Listed records ->
— Start —
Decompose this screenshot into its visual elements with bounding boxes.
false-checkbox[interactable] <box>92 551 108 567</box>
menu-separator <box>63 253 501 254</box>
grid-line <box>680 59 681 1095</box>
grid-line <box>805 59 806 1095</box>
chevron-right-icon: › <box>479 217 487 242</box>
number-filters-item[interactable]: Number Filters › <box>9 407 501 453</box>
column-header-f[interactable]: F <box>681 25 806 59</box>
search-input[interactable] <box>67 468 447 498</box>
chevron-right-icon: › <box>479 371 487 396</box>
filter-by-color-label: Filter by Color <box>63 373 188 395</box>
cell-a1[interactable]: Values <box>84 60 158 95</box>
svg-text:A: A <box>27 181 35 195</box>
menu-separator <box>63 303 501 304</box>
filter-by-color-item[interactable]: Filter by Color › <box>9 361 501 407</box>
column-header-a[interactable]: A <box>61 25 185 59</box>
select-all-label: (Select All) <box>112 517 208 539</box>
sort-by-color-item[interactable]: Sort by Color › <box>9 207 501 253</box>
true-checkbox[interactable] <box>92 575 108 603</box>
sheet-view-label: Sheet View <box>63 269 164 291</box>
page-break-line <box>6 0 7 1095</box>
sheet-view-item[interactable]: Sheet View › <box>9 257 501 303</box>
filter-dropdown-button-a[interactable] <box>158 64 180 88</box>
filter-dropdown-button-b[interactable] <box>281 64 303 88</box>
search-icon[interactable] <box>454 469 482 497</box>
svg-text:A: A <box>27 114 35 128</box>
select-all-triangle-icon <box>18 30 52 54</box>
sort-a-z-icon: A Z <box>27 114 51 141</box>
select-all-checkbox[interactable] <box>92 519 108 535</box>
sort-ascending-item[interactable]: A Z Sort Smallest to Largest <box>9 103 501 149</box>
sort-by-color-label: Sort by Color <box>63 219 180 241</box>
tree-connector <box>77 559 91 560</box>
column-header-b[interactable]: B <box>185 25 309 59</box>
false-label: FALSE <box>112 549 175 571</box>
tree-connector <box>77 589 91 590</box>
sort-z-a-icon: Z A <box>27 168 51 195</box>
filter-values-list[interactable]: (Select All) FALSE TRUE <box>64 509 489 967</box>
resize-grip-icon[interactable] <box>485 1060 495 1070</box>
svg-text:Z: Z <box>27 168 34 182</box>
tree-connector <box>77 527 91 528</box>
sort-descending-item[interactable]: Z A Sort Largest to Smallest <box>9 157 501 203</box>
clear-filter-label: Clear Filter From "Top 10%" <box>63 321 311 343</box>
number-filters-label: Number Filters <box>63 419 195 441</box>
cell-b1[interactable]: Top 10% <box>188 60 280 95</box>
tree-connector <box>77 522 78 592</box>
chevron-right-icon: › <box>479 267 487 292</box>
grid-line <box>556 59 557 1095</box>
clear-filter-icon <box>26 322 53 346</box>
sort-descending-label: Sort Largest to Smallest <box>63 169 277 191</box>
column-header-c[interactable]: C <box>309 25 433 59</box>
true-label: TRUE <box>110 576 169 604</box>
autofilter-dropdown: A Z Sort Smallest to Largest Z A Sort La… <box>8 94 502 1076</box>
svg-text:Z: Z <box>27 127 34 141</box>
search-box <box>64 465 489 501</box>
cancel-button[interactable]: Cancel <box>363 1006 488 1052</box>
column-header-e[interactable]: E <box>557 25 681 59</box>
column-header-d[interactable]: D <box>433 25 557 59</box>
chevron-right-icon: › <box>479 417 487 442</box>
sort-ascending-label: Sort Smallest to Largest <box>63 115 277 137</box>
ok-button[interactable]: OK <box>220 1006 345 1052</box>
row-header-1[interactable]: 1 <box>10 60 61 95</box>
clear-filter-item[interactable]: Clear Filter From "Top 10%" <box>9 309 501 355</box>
— End —
Description of the task -> Pull out every line of the data above that contains the string "checkbox".

Solved exercise ->
false-checkbox[interactable] <box>92 551 108 567</box>
true-checkbox[interactable] <box>92 575 108 603</box>
select-all-checkbox[interactable] <box>92 519 108 535</box>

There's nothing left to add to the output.